Exercise requirements: Can you pull out each line of the data below that includes the word "document"?

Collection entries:

☆ ☆ ☆

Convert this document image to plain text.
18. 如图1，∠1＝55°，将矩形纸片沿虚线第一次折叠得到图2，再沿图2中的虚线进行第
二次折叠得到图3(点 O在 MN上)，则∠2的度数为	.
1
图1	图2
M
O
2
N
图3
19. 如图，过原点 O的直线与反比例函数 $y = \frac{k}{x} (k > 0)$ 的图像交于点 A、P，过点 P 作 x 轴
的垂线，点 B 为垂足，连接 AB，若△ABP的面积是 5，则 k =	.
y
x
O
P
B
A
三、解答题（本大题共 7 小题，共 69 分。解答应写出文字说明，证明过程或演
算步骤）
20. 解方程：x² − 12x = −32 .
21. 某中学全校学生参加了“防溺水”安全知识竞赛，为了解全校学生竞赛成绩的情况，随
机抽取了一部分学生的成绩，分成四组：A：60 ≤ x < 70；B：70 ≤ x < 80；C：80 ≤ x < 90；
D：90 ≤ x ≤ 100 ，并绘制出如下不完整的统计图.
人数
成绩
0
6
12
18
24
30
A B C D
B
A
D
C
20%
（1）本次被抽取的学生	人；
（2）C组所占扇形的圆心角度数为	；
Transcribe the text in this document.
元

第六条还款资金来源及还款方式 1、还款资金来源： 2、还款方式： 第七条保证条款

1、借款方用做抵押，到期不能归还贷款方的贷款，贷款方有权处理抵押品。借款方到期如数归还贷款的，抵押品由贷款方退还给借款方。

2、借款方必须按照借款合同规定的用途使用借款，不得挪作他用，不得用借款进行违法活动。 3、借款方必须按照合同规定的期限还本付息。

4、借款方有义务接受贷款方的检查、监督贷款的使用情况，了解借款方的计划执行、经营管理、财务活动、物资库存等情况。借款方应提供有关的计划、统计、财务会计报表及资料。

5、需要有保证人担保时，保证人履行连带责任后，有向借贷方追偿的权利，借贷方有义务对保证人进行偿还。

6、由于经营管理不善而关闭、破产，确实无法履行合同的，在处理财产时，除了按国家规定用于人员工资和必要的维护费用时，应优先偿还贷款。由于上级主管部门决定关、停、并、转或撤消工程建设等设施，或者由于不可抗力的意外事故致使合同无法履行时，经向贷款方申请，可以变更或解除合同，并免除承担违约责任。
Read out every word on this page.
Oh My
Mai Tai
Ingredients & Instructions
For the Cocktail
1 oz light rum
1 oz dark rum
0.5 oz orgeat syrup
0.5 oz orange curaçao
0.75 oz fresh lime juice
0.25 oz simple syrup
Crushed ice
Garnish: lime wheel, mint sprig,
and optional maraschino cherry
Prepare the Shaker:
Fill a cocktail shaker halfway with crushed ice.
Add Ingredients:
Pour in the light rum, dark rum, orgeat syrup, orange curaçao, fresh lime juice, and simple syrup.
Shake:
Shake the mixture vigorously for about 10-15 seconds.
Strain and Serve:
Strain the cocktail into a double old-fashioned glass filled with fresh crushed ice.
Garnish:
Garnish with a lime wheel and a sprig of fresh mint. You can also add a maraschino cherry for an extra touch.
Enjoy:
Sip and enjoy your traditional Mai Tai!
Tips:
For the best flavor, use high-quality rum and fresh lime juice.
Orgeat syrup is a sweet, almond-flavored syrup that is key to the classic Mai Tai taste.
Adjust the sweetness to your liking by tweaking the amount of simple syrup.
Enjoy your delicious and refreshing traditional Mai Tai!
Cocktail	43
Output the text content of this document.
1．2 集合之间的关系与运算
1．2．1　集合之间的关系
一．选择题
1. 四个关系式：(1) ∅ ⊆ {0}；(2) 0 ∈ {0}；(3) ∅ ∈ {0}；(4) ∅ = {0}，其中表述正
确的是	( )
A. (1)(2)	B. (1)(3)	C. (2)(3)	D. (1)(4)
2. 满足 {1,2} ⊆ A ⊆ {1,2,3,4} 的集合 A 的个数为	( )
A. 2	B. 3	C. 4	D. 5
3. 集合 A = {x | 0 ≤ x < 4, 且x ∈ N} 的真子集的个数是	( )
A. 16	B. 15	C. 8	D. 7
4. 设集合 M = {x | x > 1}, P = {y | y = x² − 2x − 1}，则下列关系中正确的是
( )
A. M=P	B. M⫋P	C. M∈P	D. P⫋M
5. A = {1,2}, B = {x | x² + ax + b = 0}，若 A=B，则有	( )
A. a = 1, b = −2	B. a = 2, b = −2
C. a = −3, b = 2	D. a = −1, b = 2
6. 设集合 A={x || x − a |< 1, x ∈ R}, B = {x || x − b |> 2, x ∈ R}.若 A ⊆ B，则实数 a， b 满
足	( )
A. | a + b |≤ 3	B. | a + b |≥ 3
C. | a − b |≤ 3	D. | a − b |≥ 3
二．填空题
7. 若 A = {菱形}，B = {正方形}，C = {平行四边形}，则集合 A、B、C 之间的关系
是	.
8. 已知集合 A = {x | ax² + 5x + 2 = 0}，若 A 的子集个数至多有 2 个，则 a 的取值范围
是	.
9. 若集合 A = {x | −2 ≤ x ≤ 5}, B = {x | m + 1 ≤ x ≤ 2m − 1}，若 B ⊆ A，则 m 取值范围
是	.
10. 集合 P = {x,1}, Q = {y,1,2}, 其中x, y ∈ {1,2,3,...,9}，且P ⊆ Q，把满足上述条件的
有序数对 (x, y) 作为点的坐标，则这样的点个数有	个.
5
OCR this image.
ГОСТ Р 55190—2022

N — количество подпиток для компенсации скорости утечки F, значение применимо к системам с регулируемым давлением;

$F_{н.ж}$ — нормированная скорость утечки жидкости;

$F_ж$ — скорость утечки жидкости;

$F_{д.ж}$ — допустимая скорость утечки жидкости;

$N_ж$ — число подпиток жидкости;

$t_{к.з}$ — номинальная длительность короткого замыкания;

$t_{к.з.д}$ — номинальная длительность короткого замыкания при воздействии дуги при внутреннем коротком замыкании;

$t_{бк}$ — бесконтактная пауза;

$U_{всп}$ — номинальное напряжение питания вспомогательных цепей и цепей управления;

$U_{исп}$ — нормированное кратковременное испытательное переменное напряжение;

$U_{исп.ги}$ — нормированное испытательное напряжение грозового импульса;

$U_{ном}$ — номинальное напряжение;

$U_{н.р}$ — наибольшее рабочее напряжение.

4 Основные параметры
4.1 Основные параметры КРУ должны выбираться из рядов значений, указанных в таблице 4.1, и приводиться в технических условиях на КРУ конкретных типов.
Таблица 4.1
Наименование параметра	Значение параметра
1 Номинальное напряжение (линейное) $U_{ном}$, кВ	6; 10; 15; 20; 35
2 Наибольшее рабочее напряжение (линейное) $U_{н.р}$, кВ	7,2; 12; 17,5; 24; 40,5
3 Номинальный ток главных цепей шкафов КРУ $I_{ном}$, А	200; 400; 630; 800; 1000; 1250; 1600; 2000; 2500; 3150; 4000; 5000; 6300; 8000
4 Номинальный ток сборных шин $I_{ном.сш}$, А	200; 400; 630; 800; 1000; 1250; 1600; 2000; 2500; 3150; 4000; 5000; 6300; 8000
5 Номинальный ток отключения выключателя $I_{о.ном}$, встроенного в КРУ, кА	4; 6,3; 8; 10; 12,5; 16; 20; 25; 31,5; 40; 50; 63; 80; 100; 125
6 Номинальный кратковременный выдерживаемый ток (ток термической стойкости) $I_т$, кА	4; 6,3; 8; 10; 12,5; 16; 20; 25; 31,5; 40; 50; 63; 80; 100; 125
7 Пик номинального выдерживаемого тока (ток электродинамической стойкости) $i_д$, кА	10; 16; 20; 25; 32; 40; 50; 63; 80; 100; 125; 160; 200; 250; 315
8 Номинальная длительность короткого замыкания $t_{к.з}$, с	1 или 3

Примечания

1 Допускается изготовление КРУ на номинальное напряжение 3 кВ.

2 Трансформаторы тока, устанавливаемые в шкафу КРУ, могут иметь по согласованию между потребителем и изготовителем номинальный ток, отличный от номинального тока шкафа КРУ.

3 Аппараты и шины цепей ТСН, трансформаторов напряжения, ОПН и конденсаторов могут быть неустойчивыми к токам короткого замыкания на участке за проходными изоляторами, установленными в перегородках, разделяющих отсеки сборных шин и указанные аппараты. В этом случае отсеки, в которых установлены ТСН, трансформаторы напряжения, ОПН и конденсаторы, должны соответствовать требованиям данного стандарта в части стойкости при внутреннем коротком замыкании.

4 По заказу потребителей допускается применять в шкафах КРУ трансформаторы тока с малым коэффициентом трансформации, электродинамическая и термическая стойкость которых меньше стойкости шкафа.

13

☆ ☆ ☆

Written response:
Convert this document image to plain text.
Transcribe the text in this document.
Output the text content of this document.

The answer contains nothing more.